+++ SOURCE DATA

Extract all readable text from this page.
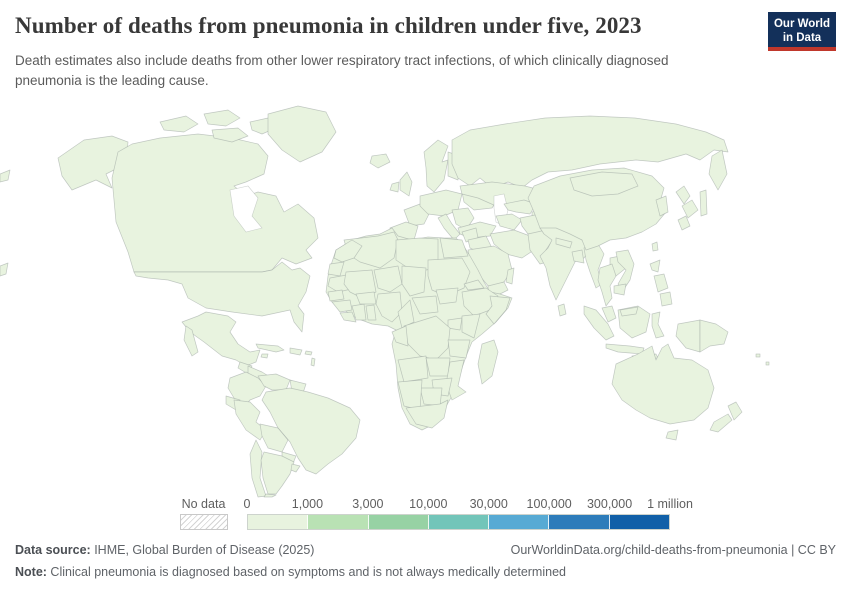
Number of deaths from pneumonia in children under five, 2023
Death estimates also include deaths from other lower respiratory tract infections, of which clinically diagnosed pneumonia is the leading cause.
Our World
in Data
No data 0	1,000 3,000 10,000 30,000 100,000 300,000 1 million
Data source: IHME, Global Burden of Disease (2025)	OurWorldinData.org/child-deaths-from-pneumonia | CC BY
Note: Clinical pneumonia is diagnosed based on symptoms and is not always medically determined
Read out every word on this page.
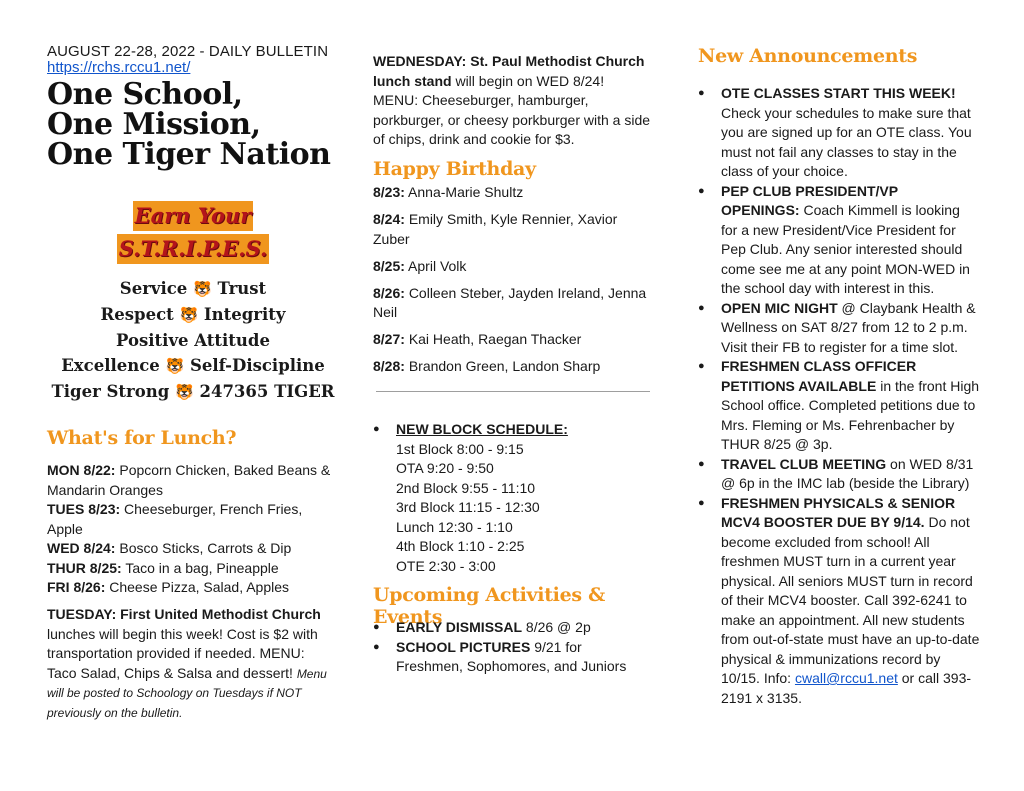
AUGUST 22-28, 2022 - DAILY BULLETIN
https://rchs.rccu1.net/
One School,
One Mission,
One Tiger Nation
Earn Your
S.T.R.I.P.E.S.
Service 🐯 Trust
Respect 🐯 Integrity
Positive Attitude
Excellence 🐯 Self-Discipline
Tiger Strong 🐯 247365 TIGER
What's for Lunch?
MON 8/22: Popcorn Chicken, Baked Beans & Mandarin Oranges
TUES 8/23: Cheeseburger, French Fries, Apple
WED 8/24: Bosco Sticks, Carrots & Dip
THUR 8/25: Taco in a bag, Pineapple
FRI 8/26: Cheese Pizza, Salad, Apples
TUESDAY: First United Methodist Church
lunches will begin this week! Cost is $2 with transportation provided if needed. MENU: Taco Salad, Chips & Salsa and dessert! Menu will be posted to Schoology on Tuesdays if NOT previously on the bulletin.
WEDNESDAY: St. Paul Methodist Church lunch stand will begin on WED 8/24! MENU: Cheeseburger, hamburger, porkburger, or cheesy porkburger with a side of chips, drink and cookie for $3.
Happy Birthday

8/23: Anna-Marie Shultz

8/24: Emily Smith, Kyle Rennier, Xavior Zuber

8/25: April Volk

8/26: Colleen Steber, Jayden Ireland, Jenna Neil

8/27: Kai Heath, Raegan Thacker

8/28: Brandon Green, Landon Sharp

● NEW BLOCK SCHEDULE:
1st Block 8:00 - 9:15
OTA 9:20 - 9:50
2nd Block 9:55 - 11:10
3rd Block 11:15 - 12:30
Lunch 12:30 - 1:10
4th Block 1:10 - 2:25
OTE 2:30 - 3:00
Upcoming Activities & Events
● EARLY DISMISSAL 8/26 @ 2p
● SCHOOL PICTURES 9/21 for Freshmen, Sophomores, and Juniors
New Announcements
● OTE CLASSES START THIS WEEK! Check your schedules to make sure that you are signed up for an OTE class. You must not fail any classes to stay in the class of your choice.
● PEP CLUB PRESIDENT/VP OPENINGS: Coach Kimmell is looking for a new President/Vice President for Pep Club. Any senior interested should come see me at any point MON-WED in the school day with interest in this.
● OPEN MIC NIGHT @ Claybank Health & Wellness on SAT 8/27 from 12 to 2 p.m. Visit their FB to register for a time slot.
● FRESHMEN CLASS OFFICER PETITIONS AVAILABLE in the front High School office. Completed petitions due to Mrs. Fleming or Ms. Fehrenbacher by THUR 8/25 @ 3p.
● TRAVEL CLUB MEETING on WED 8/31 @ 6p in the IMC lab (beside the Library)
● FRESHMEN PHYSICALS & SENIOR MCV4 BOOSTER DUE BY 9/14. Do not become excluded from school! All freshmen MUST turn in a current year physical. All seniors MUST turn in record of their MCV4 booster. Call 392-6241 to make an appointment. All new students from out-of-state must have an up-to-date physical & immunizations record by 10/15. Info: cwall@rccu1.net or call 393-2191 x 3135.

++++++

> [TASK STATEMENT]:
Determine how many lines of the data contain the word "diagnosed", and reply with that number only.

> [WRITTEN RESPONSE]:
2